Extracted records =
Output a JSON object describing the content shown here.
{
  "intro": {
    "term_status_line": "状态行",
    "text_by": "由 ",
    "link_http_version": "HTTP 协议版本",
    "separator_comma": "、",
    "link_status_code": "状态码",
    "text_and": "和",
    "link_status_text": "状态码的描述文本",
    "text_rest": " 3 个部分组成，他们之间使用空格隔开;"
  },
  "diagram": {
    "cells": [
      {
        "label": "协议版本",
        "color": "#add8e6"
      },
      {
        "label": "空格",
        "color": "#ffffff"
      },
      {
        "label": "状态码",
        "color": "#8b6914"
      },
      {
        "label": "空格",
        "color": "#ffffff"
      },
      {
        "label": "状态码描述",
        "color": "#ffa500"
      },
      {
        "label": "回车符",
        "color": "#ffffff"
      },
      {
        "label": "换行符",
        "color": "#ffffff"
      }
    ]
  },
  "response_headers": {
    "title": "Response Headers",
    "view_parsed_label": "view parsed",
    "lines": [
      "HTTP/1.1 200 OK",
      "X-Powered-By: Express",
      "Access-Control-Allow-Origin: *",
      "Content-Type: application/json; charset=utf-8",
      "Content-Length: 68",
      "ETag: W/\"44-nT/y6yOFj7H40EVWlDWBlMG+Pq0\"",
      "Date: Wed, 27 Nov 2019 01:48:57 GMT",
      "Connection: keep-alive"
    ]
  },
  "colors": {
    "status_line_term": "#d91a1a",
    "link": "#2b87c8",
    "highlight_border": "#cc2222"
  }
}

Exercise directions = Each record above must be given again exactly.

Answer in full =
Output a JSON object describing the content shown here.
{
  "intro": {
    "term_status_line": "状态行",
    "text_by": "由 ",
    "link_http_version": "HTTP 协议版本",
    "separator_comma": "、",
    "link_status_code": "状态码",
    "text_and": "和",
    "link_status_text": "状态码的描述文本",
    "text_rest": " 3 个部分组成，他们之间使用空格隔开;"
  },
  "diagram": {
    "cells": [
      {
        "label": "协议版本",
        "color": "#add8e6"
      },
      {
        "label": "空格",
        "color": "#ffffff"
      },
      {
        "label": "状态码",
        "color": "#8b6914"
      },
      {
        "label": "空格",
        "color": "#ffffff"
      },
      {
        "label": "状态码描述",
        "color": "#ffa500"
      },
      {
        "label": "回车符",
        "color": "#ffffff"
      },
      {
        "label": "换行符",
        "color": "#ffffff"
      }
    ]
  },
  "response_headers": {
    "title": "Response Headers",
    "view_parsed_label": "view parsed",
    "lines": [
      "HTTP/1.1 200 OK",
      "X-Powered-By: Express",
      "Access-Control-Allow-Origin: *",
      "Content-Type: application/json; charset=utf-8",
      "Content-Length: 68",
      "ETag: W/\"44-nT/y6yOFj7H40EVWlDWBlMG+Pq0\"",
      "Date: Wed, 27 Nov 2019 01:48:57 GMT",
      "Connection: keep-alive"
    ]
  },
  "colors": {
    "status_line_term": "#d91a1a",
    "link": "#2b87c8",
    "highlight_border": "#cc2222"
  }
}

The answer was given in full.